GOAL: Output the material beneath this task exactly, images excluded.

** START OF MATERIAL FOR THIS EXERCISE **

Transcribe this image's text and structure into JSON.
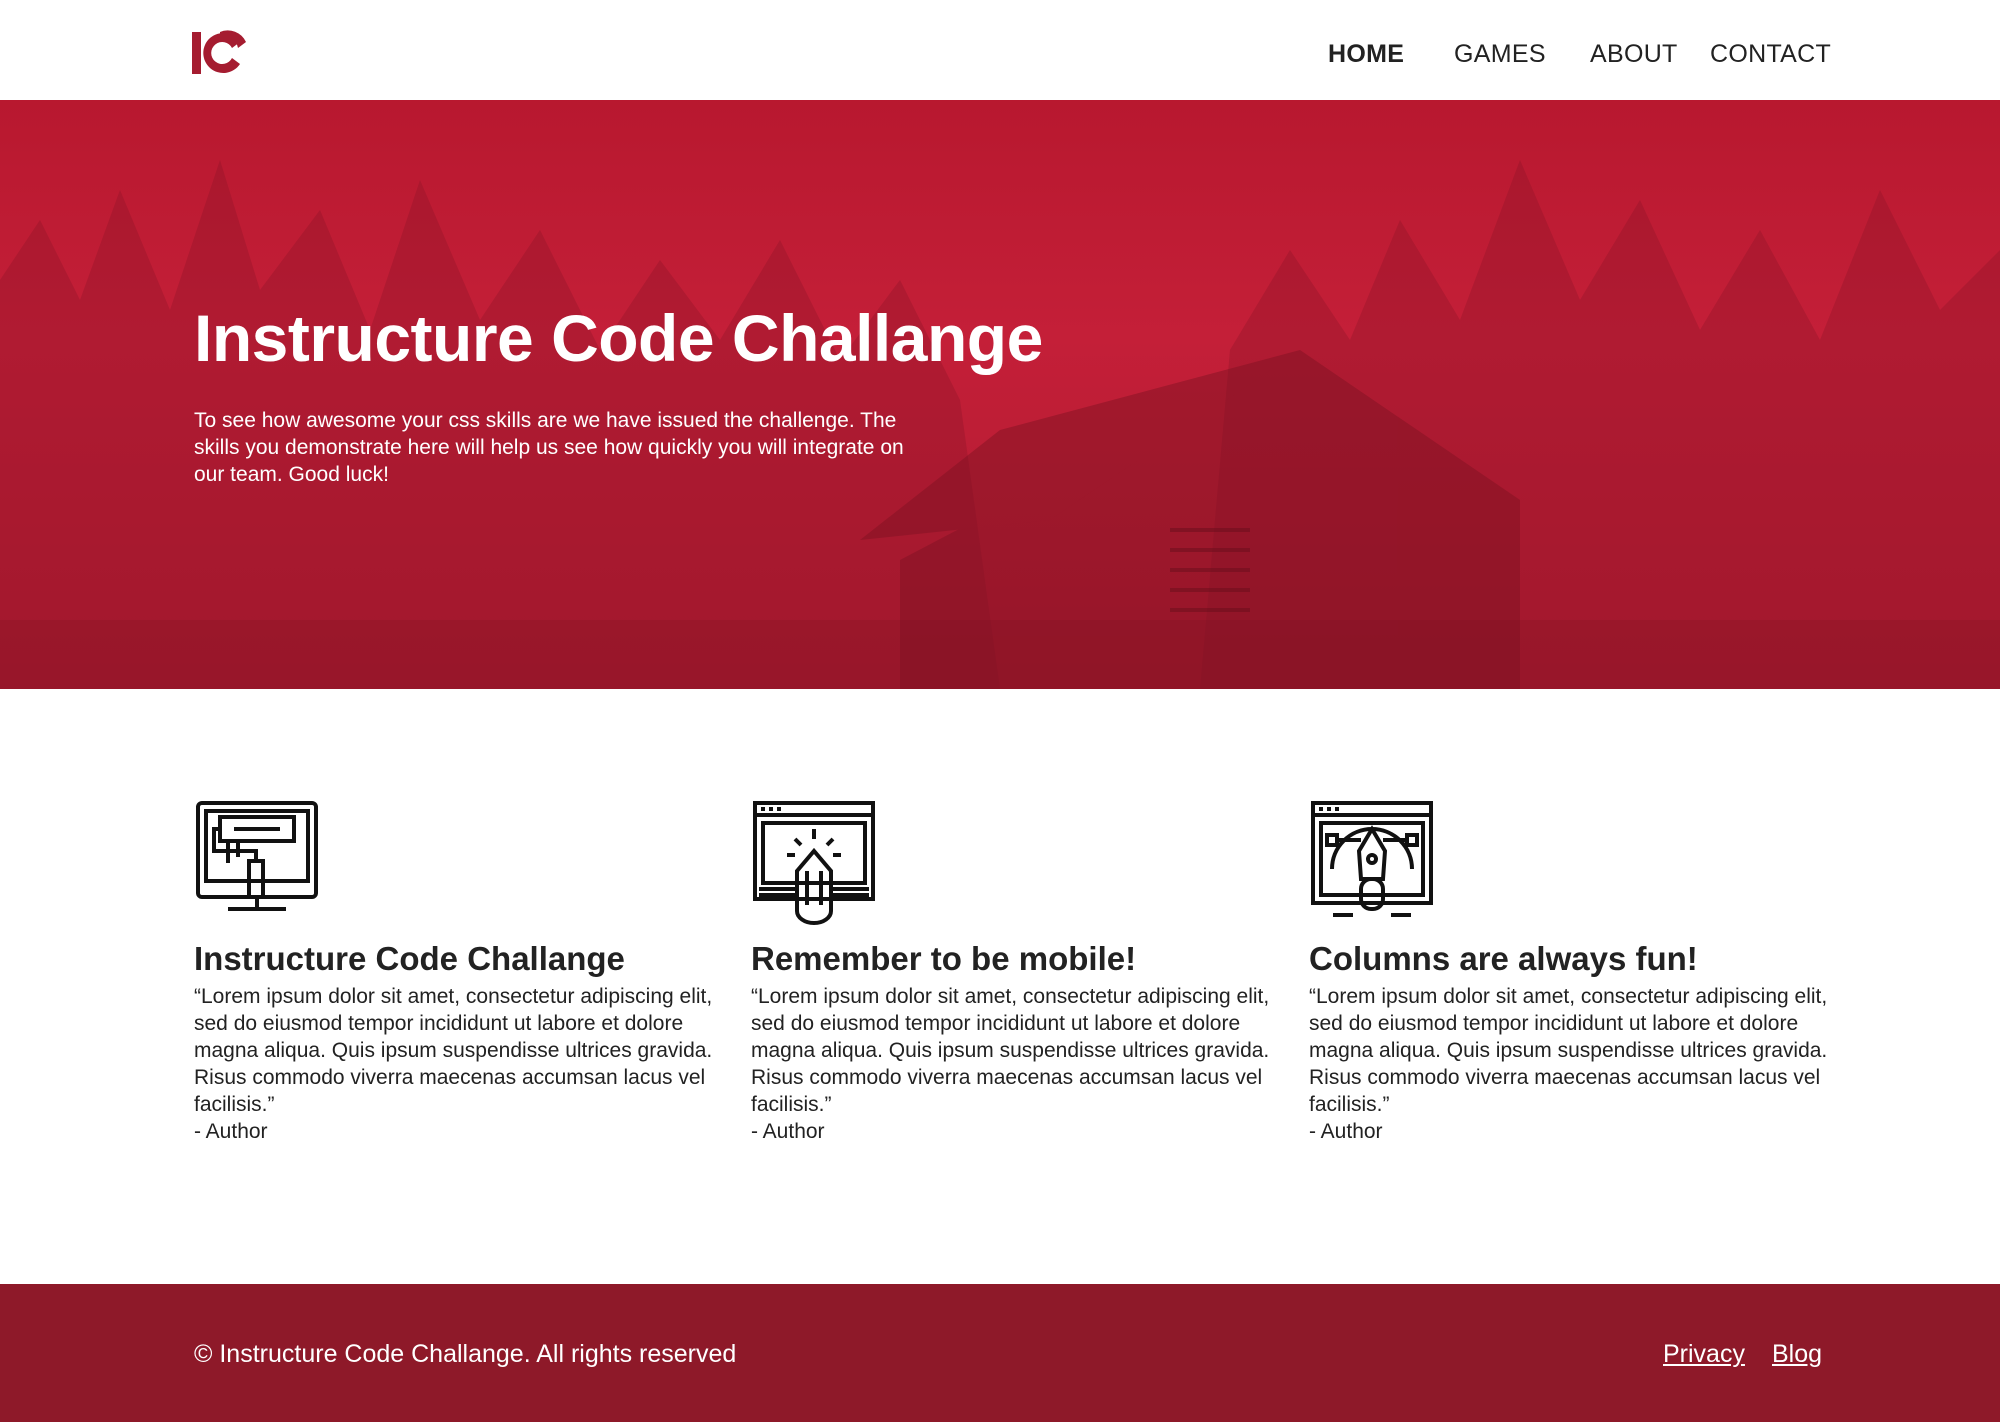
{
  "header": {
    "logo_text": "IC",
    "nav": [
      {
        "label": "HOME",
        "active": true
      },
      {
        "label": "GAMES",
        "active": false
      },
      {
        "label": "ABOUT",
        "active": false
      },
      {
        "label": "CONTACT",
        "active": false
      }
    ]
  },
  "hero": {
    "title": "Instructure Code Challange",
    "text": "To see how awesome your css skills are we have issued the challenge. The skills you demonstrate here will help us see how quickly you will integrate on our team. Good luck!"
  },
  "features": [
    {
      "icon": "monitor-paint-roller-icon",
      "title": "Instructure Code Challange",
      "quote": "“Lorem ipsum dolor sit amet, consectetur adipiscing elit, sed do eiusmod tempor incididunt ut labore et dolore magna aliqua. Quis ipsum suspendisse ultrices gravida. Risus commodo viverra maecenas accumsan lacus vel facilisis.”",
      "author": "- Author"
    },
    {
      "icon": "browser-pencil-icon",
      "title": "Remember to be mobile!",
      "quote": "“Lorem ipsum dolor sit amet, consectetur adipiscing elit, sed do eiusmod tempor incididunt ut labore et dolore magna aliqua. Quis ipsum suspendisse ultrices gravida. Risus commodo viverra maecenas accumsan lacus vel facilisis.”",
      "author": "- Author"
    },
    {
      "icon": "browser-pen-tool-icon",
      "title": "Columns are always fun!",
      "quote": "“Lorem ipsum dolor sit amet, consectetur adipiscing elit, sed do eiusmod tempor incididunt ut labore et dolore magna aliqua. Quis ipsum suspendisse ultrices gravida. Risus commodo viverra maecenas accumsan lacus vel facilisis.”",
      "author": "- Author"
    }
  ],
  "footer": {
    "copyright": "© Instructure Code Challange. All rights reserved",
    "links": [
      "Privacy",
      "Blog"
    ]
  },
  "colors": {
    "brand_red": "#c41f38",
    "footer_red": "#8e1929",
    "logo_red": "#a51c30"
  }
}
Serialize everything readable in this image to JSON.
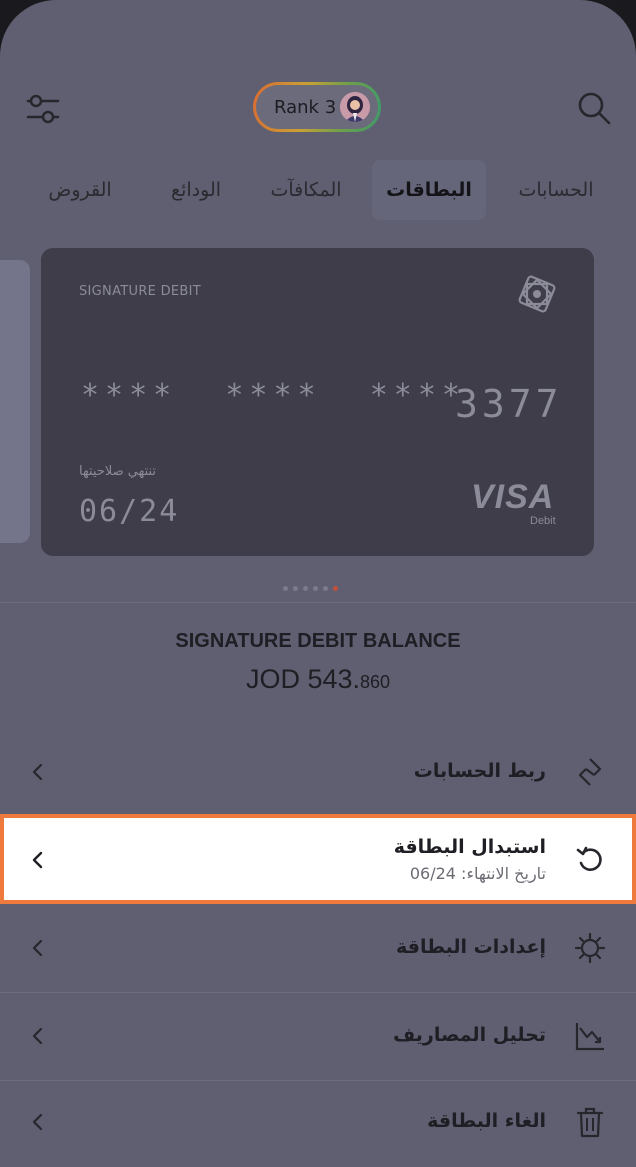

** END OF MATERIAL FOR THIS EXERCISE **

WRITTEN SOLUTION:
Transcribe this image's text and structure into JSON.
{
  "header": {
    "logo_text": "IC",
    "nav": [
      {
        "label": "HOME",
        "active": true
      },
      {
        "label": "GAMES",
        "active": false
      },
      {
        "label": "ABOUT",
        "active": false
      },
      {
        "label": "CONTACT",
        "active": false
      }
    ]
  },
  "hero": {
    "title": "Instructure Code Challange",
    "text": "To see how awesome your css skills are we have issued the challenge. The skills you demonstrate here will help us see how quickly you will integrate on our team. Good luck!"
  },
  "features": [
    {
      "icon": "monitor-paint-roller-icon",
      "title": "Instructure Code Challange",
      "quote": "“Lorem ipsum dolor sit amet, consectetur adipiscing elit, sed do eiusmod tempor incididunt ut labore et dolore magna aliqua. Quis ipsum suspendisse ultrices gravida. Risus commodo viverra maecenas accumsan lacus vel facilisis.”",
      "author": "- Author"
    },
    {
      "icon": "browser-pencil-icon",
      "title": "Remember to be mobile!",
      "quote": "“Lorem ipsum dolor sit amet, consectetur adipiscing elit, sed do eiusmod tempor incididunt ut labore et dolore magna aliqua. Quis ipsum suspendisse ultrices gravida. Risus commodo viverra maecenas accumsan lacus vel facilisis.”",
      "author": "- Author"
    },
    {
      "icon": "browser-pen-tool-icon",
      "title": "Columns are always fun!",
      "quote": "“Lorem ipsum dolor sit amet, consectetur adipiscing elit, sed do eiusmod tempor incididunt ut labore et dolore magna aliqua. Quis ipsum suspendisse ultrices gravida. Risus commodo viverra maecenas accumsan lacus vel facilisis.”",
      "author": "- Author"
    }
  ],
  "footer": {
    "copyright": "© Instructure Code Challange. All rights reserved",
    "links": [
      "Privacy",
      "Blog"
    ]
  },
  "colors": {
    "brand_red": "#c41f38",
    "footer_red": "#8e1929",
    "logo_red": "#a51c30"
  }
}
Serialize everything readable in this image to JSON.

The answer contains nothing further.